> _Set task_: Extract every line that contains the word "ylabel".
————————
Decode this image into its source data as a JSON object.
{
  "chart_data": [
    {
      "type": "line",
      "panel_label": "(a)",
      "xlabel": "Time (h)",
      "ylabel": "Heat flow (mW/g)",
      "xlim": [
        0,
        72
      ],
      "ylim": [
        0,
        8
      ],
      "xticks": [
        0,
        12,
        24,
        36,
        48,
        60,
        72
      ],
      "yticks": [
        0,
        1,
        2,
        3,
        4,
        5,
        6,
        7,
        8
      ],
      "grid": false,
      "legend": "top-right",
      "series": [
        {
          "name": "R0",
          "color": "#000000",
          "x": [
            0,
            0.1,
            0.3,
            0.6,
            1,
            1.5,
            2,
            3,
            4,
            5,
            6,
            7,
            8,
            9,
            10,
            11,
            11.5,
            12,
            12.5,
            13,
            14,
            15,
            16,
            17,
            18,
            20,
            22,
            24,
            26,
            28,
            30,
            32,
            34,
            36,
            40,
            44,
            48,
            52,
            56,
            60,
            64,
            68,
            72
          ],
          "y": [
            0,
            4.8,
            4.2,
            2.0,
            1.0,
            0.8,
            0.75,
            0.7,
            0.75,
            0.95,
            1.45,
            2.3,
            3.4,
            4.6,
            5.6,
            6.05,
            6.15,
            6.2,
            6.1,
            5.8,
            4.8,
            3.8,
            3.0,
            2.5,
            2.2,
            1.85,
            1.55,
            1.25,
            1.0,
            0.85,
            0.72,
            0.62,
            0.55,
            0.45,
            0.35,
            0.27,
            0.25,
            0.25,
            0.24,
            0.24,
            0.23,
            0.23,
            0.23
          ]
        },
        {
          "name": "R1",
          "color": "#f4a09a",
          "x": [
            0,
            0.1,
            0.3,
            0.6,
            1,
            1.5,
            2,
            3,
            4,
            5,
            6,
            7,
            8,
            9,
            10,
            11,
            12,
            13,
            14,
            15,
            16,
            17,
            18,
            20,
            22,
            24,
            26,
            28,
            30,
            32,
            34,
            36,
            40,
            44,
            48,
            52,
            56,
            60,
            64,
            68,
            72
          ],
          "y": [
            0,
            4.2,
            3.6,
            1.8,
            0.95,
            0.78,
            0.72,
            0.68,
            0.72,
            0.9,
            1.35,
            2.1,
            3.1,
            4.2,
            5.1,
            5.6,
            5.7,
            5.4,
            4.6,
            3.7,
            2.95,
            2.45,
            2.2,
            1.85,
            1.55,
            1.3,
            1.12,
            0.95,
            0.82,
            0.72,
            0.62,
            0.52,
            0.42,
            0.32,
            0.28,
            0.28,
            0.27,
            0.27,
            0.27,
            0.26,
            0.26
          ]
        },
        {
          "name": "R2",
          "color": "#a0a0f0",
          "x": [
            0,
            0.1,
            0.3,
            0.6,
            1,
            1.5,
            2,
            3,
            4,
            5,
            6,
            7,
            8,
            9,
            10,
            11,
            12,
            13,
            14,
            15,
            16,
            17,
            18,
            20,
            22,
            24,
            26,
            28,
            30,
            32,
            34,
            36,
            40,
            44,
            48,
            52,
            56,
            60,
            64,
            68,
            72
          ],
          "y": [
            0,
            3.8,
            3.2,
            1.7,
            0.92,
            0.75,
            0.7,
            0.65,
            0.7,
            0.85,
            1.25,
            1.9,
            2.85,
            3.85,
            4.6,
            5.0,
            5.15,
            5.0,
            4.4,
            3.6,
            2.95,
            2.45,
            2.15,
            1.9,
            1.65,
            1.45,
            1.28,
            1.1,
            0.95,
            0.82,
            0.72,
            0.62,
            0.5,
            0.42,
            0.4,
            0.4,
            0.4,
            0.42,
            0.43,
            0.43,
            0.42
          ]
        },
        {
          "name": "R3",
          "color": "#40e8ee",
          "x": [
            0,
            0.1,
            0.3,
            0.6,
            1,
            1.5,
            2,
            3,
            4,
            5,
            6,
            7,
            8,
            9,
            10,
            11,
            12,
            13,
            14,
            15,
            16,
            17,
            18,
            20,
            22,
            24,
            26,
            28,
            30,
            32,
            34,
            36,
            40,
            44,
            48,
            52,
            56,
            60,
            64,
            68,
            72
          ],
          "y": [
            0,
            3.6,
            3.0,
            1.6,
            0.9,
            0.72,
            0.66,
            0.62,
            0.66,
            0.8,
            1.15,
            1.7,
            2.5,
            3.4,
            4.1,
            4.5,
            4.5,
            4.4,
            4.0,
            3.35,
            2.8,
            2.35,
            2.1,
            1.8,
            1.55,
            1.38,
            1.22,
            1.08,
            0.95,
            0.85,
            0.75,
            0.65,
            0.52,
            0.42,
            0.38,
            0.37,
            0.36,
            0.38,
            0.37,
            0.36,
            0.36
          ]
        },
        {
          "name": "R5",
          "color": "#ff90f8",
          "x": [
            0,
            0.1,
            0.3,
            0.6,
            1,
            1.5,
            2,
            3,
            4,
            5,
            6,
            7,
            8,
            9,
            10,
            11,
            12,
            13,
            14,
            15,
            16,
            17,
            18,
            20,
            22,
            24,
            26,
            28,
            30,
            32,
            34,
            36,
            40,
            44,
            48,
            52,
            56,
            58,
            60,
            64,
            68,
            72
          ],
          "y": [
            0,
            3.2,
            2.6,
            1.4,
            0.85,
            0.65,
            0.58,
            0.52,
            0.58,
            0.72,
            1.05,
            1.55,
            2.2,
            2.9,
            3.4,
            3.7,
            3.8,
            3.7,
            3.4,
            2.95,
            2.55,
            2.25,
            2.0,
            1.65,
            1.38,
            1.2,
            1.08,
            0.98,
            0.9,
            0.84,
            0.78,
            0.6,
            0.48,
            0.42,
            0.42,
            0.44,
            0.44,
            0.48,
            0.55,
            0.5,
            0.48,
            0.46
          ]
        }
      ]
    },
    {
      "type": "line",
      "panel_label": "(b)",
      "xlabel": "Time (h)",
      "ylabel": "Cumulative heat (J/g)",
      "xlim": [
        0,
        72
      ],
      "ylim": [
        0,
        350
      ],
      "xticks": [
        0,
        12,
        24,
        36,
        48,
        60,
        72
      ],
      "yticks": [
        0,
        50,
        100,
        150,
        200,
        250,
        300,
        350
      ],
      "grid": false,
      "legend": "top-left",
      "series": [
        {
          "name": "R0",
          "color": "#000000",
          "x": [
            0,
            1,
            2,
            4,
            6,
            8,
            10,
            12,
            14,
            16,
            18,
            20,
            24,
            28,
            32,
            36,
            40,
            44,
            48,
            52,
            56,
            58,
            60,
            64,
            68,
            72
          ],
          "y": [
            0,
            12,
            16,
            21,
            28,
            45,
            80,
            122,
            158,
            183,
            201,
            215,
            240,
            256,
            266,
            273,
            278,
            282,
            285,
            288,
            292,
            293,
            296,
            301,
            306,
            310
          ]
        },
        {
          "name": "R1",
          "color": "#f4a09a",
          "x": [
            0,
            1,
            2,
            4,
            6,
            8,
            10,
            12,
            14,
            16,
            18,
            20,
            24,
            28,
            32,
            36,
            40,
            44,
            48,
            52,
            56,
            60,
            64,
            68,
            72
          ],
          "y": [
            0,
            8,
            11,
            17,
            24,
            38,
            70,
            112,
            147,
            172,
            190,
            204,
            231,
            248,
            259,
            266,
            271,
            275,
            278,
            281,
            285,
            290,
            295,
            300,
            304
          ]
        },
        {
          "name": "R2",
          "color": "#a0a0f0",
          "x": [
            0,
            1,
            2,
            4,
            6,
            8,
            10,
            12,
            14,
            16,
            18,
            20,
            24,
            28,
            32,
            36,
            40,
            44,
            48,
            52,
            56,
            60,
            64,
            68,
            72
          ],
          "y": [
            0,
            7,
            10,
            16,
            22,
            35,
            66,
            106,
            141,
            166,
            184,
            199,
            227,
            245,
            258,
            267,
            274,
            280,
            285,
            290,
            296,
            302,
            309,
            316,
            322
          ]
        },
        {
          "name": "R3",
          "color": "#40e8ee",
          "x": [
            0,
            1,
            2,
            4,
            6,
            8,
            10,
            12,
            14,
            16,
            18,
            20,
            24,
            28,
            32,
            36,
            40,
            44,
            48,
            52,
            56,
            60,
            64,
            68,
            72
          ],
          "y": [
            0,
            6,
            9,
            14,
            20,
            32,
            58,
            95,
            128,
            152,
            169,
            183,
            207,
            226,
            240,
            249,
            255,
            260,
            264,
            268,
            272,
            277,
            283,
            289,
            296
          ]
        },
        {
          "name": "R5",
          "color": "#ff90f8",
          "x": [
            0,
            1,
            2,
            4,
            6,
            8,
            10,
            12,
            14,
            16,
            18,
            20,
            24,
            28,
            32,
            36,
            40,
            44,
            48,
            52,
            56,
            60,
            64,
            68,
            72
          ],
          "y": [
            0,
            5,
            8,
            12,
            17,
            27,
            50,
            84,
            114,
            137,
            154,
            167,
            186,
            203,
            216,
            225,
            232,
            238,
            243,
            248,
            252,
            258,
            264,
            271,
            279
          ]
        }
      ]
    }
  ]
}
————————
> _Answer below_:
      "ylabel": "Heat flow (mW/g)",
      "ylabel": "Cumulative heat (J/g)",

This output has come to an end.